### Извлеченный текст

Особую трудность представлял переход с тяжелой иконой по Голодной степени от Каркаралинска до Сергиополя (в Семиречье), переход зимой, при 30-40-градусном морозе, «в ожидании буранов, все на своем пути уничтожающих»7. «И духовенство здесь, — пишет игумен Иона, — сделало свое дело, следуя приказу № 1». «Надо иметь нечеловеческие силы, надо совершенно отказаться от самого себя, чтобы сделать то, что сделало духовенство Оренбармии. По обстоятельствам военного времени лишившееся почти всего своего имущества, раздетое и голодное шло вместе со своими частями, шло не одну тысячу верст, утешая и ободряя таких же голодных и раздетых воинов». «И плоды деятельности духовенства Оренбармии сказались». «Несмотря на то, что по пятам частей Оренбармии шли красные, и каждый мог без всякого риска, взявши даже повозку, перейти к красным, за исключением десятка случаев, никто из воинов Оренбармии к красным не перешел, а, питаясь через день полуфунтом черного, как земля, хлеба и ночуя в ноябре под открытым небом под покровительством Царицы Небесной Табынской, все пришли в Семиречье»1. Немыслимые трудности перехода сказались, однако, в том, что в армии началась повальная эпидемия тифа. Переболели все, некоторые по нескольку раз. Смертность от тифа была больше, чем на полях сражений2. Двое священников, сопровождавших Табынскую икону от Табынска, скончались дорогой. Переболел и игумен Иона3.
Части начали прибывать в Сергиополь к середине декабря. Здесь между атаманами Дутовым и Анненковым была достигнута договоренность, по которой Семиреченский казачий отряд генерал-майора Анненкова в связи с пополнением оренбуржцами переименовывался в армию, а поредевшая за время перехода Оренбургская армия — в Отряд имени атамана Дутова, который возглавил бывший командир 4-го корпуса Южной армии генерал-майор Бакич4. Ген.-лейт. Дутов принял на себя звание Главного Начальника Семиреченского края с подчинением Анненкову. Игумен Иона, в связи с отсутствием в Семиреченском крае епископа (свт. Пимен (Белоликов), епископ Семиреченский и Верненский, был расстрелян большевиками 3/16 сентября 1918 г.), а также в связи с отсутствием связи с Патриархом Тихоном или с ВЦУ, был назначен Главным Священником Семиреченского края5.
Занимаемая белыми казаками область была поделена на две части: одну, северо-восточную, занимали и обороняли Оренбуржцы, другую, юго-запад-ную — Семиреченцы6. Генерал Дутов избрал своей резиденцией г.Лепсинск, на территории семиреченцев, имея при себе личную конвойную сотню и сотню особого назначения. Казаки оренбургского и Семиреченского войска были окружены красными со всех сторон и не имели возможности пополнять боеприпасы; тем не менее, они продержались в Семиречье три месяца. В первой половине марта 1920 г. под давлением наступления красных Оренбургский Отряд, возглавляемый Бакичем, расстреляв все патроны, вынужден был с разрешения китайских властей отступить на территорию Китая в районе г.Чугучак7.

######
### Представленный материал

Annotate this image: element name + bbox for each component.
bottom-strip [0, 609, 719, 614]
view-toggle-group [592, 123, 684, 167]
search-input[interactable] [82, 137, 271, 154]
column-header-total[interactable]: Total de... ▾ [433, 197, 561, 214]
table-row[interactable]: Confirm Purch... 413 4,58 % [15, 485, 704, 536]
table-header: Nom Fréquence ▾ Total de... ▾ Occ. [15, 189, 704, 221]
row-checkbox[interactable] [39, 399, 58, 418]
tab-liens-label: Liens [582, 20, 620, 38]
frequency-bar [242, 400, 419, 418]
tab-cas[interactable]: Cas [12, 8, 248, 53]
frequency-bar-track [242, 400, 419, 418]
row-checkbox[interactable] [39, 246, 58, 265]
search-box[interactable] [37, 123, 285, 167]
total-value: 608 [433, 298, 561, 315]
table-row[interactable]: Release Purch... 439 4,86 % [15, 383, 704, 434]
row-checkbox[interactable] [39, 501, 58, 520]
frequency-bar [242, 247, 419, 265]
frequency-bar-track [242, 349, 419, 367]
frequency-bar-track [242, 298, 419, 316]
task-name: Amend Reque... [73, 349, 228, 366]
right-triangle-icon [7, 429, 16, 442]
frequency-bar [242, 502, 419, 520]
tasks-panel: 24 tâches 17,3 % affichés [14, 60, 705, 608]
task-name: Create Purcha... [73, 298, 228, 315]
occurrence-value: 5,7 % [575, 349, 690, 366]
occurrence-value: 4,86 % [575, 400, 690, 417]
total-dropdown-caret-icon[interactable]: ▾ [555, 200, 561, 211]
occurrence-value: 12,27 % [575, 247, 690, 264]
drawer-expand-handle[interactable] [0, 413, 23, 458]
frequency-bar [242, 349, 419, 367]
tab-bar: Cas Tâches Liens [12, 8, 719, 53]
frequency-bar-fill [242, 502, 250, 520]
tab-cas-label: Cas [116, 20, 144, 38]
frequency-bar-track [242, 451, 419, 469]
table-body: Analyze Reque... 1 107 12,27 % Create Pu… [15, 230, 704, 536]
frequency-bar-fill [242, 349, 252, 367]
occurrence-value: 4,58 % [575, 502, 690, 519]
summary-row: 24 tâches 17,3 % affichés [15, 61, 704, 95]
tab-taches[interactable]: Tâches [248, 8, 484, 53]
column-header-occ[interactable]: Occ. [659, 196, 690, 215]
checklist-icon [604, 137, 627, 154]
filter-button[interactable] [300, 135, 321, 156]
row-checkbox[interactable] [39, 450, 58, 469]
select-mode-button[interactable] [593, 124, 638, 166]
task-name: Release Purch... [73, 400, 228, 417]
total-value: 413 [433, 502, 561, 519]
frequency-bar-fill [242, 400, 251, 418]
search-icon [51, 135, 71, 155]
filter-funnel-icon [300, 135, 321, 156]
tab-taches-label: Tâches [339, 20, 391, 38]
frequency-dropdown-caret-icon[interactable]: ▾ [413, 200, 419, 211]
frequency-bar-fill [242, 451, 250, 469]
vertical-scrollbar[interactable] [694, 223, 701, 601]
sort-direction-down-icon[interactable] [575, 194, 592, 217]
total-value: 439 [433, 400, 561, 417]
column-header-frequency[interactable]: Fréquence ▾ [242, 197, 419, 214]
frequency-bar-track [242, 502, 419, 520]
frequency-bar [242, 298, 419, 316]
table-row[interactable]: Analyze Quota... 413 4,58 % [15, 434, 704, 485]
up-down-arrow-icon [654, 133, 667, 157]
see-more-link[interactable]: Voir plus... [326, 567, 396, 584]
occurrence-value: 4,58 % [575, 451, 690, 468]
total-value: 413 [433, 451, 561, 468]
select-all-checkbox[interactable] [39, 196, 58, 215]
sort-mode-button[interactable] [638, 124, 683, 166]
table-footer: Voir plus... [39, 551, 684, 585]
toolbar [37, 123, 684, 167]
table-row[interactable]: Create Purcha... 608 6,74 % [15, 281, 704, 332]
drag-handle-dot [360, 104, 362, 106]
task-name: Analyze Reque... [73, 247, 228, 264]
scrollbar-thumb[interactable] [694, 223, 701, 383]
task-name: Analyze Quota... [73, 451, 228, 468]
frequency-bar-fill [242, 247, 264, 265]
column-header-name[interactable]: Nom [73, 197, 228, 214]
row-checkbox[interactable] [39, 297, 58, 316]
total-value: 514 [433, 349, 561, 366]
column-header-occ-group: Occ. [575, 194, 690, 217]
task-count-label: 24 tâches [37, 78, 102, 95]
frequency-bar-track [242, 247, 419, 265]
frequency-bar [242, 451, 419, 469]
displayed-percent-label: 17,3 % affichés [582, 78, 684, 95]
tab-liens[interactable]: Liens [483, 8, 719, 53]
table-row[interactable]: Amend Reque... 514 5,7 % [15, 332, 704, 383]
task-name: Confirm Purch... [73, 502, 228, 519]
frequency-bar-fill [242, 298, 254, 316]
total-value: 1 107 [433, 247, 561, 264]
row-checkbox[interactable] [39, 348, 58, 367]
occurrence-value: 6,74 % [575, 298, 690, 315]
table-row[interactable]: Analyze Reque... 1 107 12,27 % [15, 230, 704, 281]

######

### Условия заданий
1 > Воспроизведите фрагмент текста об Оренбургской армии начиная со слов «Занимаемая белыми казаками» и далее до слов «в районе г.Чугучак7.» включительно.
2 > Кто, согласно тексту об Оренбургской армии, возглавил Отряд имени атамана Дутова?

### Результаты по заданиям
1 >
Занимаемая белыми казаками область была поделена на две части: одну, северо-восточную, занимали и обороняли Оренбуржцы, другую, юго-запад-ную — Семиреченцы6. Генерал Дутов избрал своей резиденцией г.Лепсинск, на территории семиреченцев, имея при себе личную конвойную сотню и сотню особого назначения. Казаки оренбургского и Семиреченского войска были окружены красными со всех сторон и не имели возможности пополнять боеприпасы; тем не менее, они продержались в Семиречье три месяца. В первой половине марта 1920 г. под давлением наступления красных Оренбургский Отряд, возглавляемый Бакичем, расстреляв все патроны, вынужден был с разрешения китайских властей отступить на территорию Китая в районе г.Чугучак7.

2 > Бывший командир 4-го корпуса Южной армии генерал-майор Бакич.